SUPPLIED TEXT:
↓↓↓

Harold Ambler (17:34:04) :
For those who both understand and accept the work of Henrik Svensmark, the 1900 cold snap is not difficult to explain.
http://www.physorg.com/news148751093.html
Joanna Haigh from Imperial College London has also studied possible links between solar variability and modern-day climate change.
“This is a careful piece of work by Jon Egill Kristjansson that appears to find no evidence for the reputed link between cosmic rays and clouds,” she commented to BBC.
“It’s supporting other recent work that also found no relationship,” Haigh added.
Paper: http://www.atmos-chem-phys.net/8/7373/2008/acp-8-7373-2008.html
If we had been monitoring Earth’s Magnetosphere with the THEMIS Probe for the past Two Millennia alone, we might have witnessed such activity present itself MANY times over again. The period during which we have kept records, and the even shorter amount of time during which we have been monitoring such aspects of Earth, are so relatively minute in comparison to all of our Planet’s History, that accurate Patterns can hardly be recognized nor Cycles determined from such.
ScienceDaily (Dec. 17, 2008) — A new study supports earlier findings by stating that changes in cosmic rays most likely do not contribute to climate change.

↑↑↑

ENTRIES SHOWN:
↓↓↓

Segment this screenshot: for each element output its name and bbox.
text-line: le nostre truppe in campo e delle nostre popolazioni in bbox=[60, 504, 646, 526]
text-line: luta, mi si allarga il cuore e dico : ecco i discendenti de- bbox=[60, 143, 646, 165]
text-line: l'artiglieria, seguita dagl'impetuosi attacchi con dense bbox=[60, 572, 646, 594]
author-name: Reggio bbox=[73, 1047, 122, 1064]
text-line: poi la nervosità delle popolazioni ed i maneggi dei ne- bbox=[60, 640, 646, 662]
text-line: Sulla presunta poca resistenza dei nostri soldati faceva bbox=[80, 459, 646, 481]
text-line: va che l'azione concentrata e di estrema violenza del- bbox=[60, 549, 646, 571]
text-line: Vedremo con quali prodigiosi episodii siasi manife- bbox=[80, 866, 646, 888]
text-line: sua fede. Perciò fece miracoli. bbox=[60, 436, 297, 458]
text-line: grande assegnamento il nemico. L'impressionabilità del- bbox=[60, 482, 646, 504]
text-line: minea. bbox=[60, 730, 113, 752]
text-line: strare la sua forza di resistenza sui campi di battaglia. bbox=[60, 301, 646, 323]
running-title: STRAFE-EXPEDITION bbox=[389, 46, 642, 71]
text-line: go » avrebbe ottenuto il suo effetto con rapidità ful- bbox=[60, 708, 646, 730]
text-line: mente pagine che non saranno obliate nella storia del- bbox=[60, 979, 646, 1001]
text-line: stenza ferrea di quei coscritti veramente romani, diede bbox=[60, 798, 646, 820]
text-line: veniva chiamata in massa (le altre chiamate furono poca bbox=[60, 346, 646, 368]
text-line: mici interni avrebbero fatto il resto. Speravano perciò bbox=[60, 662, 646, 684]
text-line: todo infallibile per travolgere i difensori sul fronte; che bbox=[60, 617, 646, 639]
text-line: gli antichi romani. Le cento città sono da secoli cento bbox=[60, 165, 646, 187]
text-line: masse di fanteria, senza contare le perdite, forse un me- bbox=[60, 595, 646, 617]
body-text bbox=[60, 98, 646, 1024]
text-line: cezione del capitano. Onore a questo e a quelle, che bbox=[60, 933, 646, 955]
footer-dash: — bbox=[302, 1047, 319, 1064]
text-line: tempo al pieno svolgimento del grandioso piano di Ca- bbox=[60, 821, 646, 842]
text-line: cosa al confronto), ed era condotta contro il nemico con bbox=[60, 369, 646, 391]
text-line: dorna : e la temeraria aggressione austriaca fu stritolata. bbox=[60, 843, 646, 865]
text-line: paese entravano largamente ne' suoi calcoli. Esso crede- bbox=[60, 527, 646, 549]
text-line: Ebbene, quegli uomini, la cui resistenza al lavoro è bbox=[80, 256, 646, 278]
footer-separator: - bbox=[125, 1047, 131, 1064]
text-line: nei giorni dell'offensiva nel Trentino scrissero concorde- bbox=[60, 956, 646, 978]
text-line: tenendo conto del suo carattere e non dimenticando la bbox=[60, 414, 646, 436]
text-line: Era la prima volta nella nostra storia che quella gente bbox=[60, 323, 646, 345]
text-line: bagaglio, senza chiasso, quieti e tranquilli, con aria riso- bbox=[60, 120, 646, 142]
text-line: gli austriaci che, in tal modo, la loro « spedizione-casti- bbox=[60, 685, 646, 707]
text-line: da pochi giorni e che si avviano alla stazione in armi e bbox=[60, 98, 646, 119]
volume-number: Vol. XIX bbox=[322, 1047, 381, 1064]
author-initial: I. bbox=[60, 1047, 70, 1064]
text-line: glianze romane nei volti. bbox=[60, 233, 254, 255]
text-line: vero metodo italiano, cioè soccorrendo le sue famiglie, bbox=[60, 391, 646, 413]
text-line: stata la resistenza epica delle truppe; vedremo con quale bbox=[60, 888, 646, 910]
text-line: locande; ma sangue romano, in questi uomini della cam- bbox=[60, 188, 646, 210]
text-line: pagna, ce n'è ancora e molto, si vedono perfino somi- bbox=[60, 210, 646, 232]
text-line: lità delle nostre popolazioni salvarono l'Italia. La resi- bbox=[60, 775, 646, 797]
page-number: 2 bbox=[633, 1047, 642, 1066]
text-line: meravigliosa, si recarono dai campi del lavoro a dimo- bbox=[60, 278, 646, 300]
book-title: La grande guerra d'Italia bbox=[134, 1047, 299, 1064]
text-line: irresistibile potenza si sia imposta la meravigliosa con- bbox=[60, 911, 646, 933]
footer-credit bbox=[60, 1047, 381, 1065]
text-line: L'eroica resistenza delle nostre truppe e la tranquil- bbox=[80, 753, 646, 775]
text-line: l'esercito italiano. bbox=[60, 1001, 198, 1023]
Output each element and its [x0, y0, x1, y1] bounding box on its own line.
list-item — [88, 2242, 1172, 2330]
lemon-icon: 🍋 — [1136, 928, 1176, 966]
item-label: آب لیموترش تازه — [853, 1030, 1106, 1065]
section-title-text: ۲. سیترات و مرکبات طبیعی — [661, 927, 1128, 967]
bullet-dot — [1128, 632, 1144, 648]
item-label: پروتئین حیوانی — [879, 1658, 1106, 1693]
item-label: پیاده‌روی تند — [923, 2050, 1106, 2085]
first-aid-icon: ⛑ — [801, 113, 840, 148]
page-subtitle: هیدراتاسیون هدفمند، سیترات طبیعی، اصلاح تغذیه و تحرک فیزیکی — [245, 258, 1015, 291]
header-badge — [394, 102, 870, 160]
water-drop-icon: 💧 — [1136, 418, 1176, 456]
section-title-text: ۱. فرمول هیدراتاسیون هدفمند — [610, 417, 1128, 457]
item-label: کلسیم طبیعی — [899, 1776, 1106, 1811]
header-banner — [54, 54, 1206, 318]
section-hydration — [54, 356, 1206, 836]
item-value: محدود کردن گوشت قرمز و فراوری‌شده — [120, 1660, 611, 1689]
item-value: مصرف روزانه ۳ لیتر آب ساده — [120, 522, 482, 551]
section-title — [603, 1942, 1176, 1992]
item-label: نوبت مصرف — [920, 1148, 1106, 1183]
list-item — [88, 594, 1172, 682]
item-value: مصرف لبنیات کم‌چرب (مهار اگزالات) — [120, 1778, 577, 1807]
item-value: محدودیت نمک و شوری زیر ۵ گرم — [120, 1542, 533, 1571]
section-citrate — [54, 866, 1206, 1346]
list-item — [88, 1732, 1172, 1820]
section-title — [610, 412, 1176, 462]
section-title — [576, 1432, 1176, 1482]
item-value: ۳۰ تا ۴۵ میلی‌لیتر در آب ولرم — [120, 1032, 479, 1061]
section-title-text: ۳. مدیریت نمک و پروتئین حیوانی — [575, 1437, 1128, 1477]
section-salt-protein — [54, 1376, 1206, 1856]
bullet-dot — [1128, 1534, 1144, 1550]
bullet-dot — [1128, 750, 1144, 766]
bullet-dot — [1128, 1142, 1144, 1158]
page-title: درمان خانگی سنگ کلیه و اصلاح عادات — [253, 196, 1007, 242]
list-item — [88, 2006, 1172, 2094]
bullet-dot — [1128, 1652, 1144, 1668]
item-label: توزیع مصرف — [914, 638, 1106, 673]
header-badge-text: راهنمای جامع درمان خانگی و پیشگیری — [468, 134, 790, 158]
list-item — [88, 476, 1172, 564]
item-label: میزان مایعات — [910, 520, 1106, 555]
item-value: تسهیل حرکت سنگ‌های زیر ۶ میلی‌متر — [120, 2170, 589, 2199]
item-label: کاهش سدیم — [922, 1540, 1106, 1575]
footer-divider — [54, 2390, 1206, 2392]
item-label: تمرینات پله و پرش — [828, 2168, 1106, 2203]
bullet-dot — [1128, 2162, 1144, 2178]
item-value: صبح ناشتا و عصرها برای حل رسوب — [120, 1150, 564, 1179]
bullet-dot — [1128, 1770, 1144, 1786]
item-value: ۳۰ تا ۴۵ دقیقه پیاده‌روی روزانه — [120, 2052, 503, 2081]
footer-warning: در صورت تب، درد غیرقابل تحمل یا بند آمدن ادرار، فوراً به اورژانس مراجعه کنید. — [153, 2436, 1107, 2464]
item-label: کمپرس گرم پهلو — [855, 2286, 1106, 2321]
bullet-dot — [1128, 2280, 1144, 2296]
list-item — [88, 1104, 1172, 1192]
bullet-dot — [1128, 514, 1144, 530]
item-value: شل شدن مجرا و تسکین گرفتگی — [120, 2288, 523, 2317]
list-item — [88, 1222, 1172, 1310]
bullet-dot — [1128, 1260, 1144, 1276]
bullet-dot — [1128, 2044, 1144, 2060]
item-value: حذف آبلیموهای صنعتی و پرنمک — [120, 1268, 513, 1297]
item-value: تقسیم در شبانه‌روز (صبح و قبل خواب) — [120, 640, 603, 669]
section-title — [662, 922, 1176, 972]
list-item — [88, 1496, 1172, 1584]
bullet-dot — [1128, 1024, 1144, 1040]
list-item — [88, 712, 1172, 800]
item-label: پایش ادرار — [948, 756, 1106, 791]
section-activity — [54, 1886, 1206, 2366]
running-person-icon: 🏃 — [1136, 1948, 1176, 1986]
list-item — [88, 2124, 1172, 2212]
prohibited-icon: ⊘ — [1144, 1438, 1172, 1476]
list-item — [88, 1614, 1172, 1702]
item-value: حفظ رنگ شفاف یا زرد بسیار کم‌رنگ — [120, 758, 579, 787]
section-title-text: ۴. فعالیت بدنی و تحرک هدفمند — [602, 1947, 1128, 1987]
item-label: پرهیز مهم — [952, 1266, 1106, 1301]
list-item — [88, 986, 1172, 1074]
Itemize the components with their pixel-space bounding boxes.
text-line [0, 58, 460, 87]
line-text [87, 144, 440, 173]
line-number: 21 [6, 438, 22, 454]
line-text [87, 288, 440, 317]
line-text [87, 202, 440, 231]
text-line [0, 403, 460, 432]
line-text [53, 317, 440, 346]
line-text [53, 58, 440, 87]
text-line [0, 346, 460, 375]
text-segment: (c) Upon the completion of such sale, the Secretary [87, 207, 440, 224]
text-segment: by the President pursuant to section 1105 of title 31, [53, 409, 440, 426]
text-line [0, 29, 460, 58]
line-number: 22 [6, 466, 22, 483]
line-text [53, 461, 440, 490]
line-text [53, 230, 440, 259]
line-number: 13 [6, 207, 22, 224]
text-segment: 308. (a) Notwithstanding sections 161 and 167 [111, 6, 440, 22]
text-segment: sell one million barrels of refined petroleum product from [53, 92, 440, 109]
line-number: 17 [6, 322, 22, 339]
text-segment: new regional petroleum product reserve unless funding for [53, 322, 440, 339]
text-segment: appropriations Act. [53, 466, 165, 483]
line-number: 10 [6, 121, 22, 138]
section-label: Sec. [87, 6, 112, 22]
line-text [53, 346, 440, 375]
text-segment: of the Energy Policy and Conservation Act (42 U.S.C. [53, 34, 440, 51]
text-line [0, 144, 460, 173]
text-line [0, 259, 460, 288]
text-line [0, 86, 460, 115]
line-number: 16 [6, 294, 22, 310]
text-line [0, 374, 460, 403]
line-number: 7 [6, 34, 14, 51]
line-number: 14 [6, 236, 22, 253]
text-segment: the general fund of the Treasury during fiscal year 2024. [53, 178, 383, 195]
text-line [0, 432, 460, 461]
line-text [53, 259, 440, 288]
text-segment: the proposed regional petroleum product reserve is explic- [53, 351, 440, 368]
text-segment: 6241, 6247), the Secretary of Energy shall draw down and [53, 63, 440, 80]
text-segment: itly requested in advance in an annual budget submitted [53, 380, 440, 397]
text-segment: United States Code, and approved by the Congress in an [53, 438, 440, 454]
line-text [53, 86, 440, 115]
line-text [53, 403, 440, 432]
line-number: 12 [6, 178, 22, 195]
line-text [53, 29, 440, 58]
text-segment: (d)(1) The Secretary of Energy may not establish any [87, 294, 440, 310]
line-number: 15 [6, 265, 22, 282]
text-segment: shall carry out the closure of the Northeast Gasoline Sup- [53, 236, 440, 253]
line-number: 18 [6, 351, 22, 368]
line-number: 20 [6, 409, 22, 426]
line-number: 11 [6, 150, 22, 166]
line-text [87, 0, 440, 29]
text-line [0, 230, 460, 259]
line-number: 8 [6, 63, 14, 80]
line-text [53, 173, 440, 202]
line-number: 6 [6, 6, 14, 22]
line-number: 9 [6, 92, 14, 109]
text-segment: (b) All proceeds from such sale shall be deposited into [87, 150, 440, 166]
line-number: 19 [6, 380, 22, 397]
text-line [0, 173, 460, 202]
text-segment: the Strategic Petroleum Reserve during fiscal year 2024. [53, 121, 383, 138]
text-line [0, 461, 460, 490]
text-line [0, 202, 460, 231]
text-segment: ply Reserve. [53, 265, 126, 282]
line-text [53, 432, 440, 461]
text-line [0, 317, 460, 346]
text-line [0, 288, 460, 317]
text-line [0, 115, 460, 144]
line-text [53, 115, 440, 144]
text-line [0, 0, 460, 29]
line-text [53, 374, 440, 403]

↑↑↑

EXERCISE DESCRIPTION:
Please resume the text on cosmic rays and climate change, picking up right after its last sentence.

TASK RESPONSE:
http://www.sciencedaily.com/releases/2008/12/081217075138.htm
crosspatch (09:38:55) :
Something I have wondered about that is a little scarier to me over the eons …
What I have wondered is if during a glaciation, particularly when continental land masses are near the pole and situated asymmetrically around it … if the huge accumulation of ice could cause the planet’s wobble to become exaggerated.
That has been considered (by Milankovitch IIRC or maybe someone else) and the effect calculated. It has a small, near trivial effect and can not cause the physical poles to swap.
The moon is a stabilizer of our poles. If there were no moon, we could have pole tumbles, but with the moon it is much harder. I doubt that any physical pole shift is possible. Magnetic pole shifts are a different matter and happen due to the chaotic nature of the fluid flow and magnetic dynamo inside our planet.
When a magnetic pole shift happens, we do not get zero magnetism then new poles, we get chaotic magnetism with multiple N and S “poles” for a while until a more uniform field is re-established. There is a patch of N type field showing up in the S hemisphere off S. America IIRC. The “Bermuda Triangle” has also shown odd magnetic polarization anomalies and may explain the reports of odd compass behaviour.
The biggest issue for the polar ice wobble theory is that during an ice age the ice is deposited more or less symmetrically about the poles. Ice can form over water and fill in between asymmetrical land masses. The movement of mass from the equator to the pole does have an impact on day length, though it is small.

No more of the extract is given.